(Saved data entries)
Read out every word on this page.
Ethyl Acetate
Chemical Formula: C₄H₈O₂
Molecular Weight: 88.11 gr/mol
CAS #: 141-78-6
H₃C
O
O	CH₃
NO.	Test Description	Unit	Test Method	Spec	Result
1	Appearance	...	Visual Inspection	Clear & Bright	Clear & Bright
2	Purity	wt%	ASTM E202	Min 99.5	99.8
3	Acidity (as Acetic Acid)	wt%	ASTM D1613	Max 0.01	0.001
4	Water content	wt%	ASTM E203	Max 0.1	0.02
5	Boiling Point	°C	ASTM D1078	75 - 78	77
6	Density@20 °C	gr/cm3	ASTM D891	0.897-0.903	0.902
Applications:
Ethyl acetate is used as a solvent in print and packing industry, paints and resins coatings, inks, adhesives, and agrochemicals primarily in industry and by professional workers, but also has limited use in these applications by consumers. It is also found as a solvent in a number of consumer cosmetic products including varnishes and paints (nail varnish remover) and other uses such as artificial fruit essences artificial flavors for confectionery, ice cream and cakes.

== TASK INSTRUCTIONS ==
Report the number of lines above containing the word "ASTM", with no other text.

== CORRECT RESPONSE ==
5